__WHAT YOU NEED TO DO__. Reproduce the passage of the list of small joys from "38. No work" to "41. The rain." word for word.

My before-bed ritual lately has been zoning out with Parks and Recreation on Netflix. So funny, so cute. I love the episode where Ann realizes she got broken up with so nicely she didn’t even realize it happened.
There was Costco cake at the rehearsal dinner. I got a corner piece with ALL THE FROSTING. It was fantastic.
36. Bob and Red Creek Rehabilitation Center.
I hit a hawk on my way to work. It promptly got lodged in the front of my car. Long story short, it wasn’t dead and didn’t appear to be dying in any quick manner. So the local nature center suggested Red Creek as a place that would take the injured bird. And then they even contacted a volunteer who might be able to pack up the bird and transport it. The hawk might actually make a full recovery.
In other news, I can’t see animals suffer and I’m unable to also put them out of their misery. I should not be a carnivore.
37. Pink shimmer nail polish.
I finally painted my nails for the wedding. They are pale pink and shimmery. It’s a pretty color that makes me feel like a classy Malibu Barbie.
38. No work tomorrow!
Sure, I still have to wake up at 6 to do my yoga before I go… get a massage. BUT STILL NO WORK! HOORAY! I CAN WEAR SWEATPANTS ALL DA
39. Free books.
My cousin is moving to Boston. Our aunt is having a yard sale. These two things together meant I had books to look through and I found 3 new books and paid zero dollars for it.
Despite the fact that my morning stop for a doughnut is probably what lined up the timing just so that I tried to annihilate a hawk, that doughnut (angel creme, iced and then dusted with cinnamon sugar!) was delicious. Especially with the super strong (decaf) coffee. Mmmm mmmm.
41. The rain.
It rained today. This is good because (1) it got it out of its system before wedding day and (2) it’s cooled down. It was SO HOT the past few days. The death throes of summer.
42. The sunshine.
It’s suppose to be gorgeous (if a bit chilly) tomorrow and Saturday. Sunny and dry. Wonderful luck for our family when an outdoor wedding has been planned.
43. The Michael Buble Concert to look forward to!
Michael Buble. Philadelphia. September 21st. It’s going to a girls night and it’s going to be FABULOUS!

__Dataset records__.
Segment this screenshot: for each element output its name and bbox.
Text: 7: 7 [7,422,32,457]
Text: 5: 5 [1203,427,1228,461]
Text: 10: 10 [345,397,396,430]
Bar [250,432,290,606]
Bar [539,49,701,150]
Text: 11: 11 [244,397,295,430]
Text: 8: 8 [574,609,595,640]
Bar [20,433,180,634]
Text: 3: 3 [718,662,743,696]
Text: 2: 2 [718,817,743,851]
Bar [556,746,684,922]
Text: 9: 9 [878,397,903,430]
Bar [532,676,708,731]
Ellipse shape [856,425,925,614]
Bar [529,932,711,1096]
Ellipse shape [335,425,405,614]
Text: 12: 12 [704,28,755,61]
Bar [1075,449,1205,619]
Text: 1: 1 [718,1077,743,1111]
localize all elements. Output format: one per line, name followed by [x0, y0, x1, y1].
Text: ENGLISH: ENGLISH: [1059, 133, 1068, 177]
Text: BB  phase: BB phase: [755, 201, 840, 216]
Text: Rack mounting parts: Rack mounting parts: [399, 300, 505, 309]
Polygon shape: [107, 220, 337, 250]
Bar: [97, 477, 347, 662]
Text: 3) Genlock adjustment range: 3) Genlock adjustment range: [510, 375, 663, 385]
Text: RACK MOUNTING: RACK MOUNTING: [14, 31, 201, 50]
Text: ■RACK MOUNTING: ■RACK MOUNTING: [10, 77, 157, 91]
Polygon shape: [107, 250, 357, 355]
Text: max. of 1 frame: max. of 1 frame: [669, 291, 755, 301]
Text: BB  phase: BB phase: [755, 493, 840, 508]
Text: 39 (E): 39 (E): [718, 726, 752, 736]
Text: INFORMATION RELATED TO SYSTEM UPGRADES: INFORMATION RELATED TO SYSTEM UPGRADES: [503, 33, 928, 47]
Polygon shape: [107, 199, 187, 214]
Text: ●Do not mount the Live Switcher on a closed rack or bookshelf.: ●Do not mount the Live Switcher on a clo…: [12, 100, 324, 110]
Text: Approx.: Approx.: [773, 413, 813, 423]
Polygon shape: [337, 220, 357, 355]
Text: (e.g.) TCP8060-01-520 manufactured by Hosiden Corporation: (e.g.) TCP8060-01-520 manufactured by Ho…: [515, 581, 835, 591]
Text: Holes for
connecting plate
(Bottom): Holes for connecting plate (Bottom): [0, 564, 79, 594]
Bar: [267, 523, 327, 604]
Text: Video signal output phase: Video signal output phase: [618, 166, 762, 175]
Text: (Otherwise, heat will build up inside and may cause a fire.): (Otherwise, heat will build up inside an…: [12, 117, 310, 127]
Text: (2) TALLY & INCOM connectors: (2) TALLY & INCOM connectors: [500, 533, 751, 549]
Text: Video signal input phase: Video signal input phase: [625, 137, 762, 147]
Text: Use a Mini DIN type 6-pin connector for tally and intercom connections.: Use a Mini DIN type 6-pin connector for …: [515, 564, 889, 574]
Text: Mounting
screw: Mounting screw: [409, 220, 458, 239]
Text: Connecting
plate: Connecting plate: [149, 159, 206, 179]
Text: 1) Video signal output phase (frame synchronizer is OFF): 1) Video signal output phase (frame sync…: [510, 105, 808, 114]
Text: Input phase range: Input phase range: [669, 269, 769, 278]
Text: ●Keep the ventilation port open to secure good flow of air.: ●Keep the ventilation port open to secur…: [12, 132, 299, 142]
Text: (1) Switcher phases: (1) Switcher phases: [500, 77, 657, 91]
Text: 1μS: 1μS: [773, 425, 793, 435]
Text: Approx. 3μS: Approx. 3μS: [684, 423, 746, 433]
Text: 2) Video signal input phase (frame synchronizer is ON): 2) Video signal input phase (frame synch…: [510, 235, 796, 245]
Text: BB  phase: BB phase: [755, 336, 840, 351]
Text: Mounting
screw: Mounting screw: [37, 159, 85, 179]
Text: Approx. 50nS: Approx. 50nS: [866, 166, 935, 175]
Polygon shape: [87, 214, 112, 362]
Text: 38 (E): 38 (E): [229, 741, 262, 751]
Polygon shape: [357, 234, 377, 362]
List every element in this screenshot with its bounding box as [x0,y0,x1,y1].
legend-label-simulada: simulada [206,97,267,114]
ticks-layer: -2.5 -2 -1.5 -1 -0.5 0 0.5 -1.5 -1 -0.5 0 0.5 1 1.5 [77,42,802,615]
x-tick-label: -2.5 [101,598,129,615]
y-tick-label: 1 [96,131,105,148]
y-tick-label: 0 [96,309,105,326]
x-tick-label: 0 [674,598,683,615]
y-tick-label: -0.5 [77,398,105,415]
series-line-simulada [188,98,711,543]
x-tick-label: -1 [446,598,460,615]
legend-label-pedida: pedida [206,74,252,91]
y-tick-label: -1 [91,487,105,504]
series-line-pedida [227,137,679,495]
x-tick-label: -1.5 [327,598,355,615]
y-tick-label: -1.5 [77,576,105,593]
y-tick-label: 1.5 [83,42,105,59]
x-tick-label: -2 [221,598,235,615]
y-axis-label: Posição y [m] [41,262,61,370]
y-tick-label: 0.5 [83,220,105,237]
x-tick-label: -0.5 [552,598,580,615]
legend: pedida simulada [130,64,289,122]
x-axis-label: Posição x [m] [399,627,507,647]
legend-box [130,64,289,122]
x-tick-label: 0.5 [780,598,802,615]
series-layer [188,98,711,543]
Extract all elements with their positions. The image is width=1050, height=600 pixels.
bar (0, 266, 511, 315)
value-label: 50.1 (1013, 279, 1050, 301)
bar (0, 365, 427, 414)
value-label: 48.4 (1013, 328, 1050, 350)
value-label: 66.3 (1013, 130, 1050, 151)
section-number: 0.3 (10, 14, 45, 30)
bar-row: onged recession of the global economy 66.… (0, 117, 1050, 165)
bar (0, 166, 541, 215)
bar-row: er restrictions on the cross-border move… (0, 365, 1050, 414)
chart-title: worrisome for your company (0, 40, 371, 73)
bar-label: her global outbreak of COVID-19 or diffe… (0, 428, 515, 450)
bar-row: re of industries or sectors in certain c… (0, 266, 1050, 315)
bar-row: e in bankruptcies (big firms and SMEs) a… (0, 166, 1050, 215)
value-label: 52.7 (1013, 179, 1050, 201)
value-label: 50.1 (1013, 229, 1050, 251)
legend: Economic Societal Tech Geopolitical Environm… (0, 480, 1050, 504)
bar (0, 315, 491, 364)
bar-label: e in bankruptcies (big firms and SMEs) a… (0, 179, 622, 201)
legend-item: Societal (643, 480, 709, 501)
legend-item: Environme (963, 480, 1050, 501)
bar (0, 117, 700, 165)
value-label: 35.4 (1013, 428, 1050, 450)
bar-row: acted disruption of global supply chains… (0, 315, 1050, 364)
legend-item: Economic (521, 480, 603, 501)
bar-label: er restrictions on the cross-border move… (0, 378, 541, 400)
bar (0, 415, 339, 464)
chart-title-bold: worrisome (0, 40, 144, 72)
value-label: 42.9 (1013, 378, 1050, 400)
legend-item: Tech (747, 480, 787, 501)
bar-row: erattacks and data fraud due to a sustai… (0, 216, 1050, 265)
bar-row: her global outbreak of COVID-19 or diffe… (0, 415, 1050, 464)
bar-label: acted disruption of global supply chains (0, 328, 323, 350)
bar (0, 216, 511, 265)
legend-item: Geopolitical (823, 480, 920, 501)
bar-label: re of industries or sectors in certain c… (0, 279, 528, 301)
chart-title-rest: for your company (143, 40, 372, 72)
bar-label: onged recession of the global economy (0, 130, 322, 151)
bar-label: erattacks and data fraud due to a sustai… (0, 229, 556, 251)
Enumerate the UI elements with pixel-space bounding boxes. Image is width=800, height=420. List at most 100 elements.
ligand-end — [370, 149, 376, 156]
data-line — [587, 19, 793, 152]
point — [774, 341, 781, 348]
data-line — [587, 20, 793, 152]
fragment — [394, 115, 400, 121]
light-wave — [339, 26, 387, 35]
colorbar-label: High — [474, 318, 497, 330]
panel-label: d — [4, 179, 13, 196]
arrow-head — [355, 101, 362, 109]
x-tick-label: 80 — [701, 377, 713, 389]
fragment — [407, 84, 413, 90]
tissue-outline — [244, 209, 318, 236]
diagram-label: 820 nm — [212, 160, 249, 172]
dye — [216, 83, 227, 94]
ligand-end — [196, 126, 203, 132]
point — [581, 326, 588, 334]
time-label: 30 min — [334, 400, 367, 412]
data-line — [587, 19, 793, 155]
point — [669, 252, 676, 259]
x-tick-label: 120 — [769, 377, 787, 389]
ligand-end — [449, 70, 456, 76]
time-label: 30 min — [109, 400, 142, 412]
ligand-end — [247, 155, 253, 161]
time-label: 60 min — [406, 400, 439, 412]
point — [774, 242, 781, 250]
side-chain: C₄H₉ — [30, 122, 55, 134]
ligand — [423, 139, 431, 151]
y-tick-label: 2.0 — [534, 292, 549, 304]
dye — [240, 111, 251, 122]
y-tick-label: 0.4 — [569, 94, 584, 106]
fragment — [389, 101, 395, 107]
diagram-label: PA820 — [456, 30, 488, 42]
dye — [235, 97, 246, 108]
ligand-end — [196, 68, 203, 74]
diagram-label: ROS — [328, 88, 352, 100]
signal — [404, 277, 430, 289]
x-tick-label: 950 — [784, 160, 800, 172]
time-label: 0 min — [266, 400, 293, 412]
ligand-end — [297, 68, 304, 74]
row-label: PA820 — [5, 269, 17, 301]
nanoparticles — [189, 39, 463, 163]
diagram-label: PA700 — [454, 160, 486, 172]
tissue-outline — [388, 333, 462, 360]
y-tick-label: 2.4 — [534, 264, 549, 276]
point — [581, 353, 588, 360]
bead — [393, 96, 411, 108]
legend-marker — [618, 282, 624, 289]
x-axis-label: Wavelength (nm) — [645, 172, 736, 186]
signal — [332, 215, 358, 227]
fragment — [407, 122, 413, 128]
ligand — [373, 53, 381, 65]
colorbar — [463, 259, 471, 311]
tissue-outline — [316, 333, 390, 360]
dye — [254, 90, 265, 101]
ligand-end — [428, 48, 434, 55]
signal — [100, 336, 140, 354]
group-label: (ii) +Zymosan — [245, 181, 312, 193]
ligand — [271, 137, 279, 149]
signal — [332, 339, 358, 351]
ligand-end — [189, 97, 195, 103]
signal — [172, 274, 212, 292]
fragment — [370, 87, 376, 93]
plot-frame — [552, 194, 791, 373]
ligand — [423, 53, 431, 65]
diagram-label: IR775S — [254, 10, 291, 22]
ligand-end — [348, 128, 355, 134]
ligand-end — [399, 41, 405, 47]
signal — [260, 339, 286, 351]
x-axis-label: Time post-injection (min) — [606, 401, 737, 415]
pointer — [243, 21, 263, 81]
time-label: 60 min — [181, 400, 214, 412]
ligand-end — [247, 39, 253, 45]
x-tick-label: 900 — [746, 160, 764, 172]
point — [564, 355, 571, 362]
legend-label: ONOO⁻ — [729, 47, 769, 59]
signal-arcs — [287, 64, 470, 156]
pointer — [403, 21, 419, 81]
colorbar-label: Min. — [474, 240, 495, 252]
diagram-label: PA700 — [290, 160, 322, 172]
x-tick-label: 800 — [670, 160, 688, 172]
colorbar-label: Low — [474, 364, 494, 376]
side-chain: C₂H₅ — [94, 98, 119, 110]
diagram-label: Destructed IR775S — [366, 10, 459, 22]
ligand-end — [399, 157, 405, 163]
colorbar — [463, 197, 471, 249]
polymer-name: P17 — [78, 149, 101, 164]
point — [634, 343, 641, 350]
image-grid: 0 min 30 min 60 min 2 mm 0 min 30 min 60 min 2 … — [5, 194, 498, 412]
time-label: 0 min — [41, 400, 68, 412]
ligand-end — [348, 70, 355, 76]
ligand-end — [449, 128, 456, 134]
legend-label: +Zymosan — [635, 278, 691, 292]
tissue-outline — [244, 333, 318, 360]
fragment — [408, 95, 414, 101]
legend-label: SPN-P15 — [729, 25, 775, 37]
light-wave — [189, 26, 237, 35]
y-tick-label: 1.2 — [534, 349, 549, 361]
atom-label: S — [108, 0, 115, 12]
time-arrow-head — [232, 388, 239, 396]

__TASK RESULT__.
38. No work tomorrow!
Sure, I still have to wake up at 6 to do my yoga before I go… get a massage. BUT STILL NO WORK! HOORAY! I CAN WEAR SWEATPANTS ALL DA
39. Free books.
My cousin is moving to Boston. Our aunt is having a yard sale. These two things together meant I had books to look through and I found 3 new books and paid zero dollars for it.
Despite the fact that my morning stop for a doughnut is probably what lined up the timing just so that I tried to annihilate a hawk, that doughnut (angel creme, iced and then dusted with cinnamon sugar!) was delicious. Especially with the super strong (decaf) coffee. Mmmm mmmm.
41. The rain.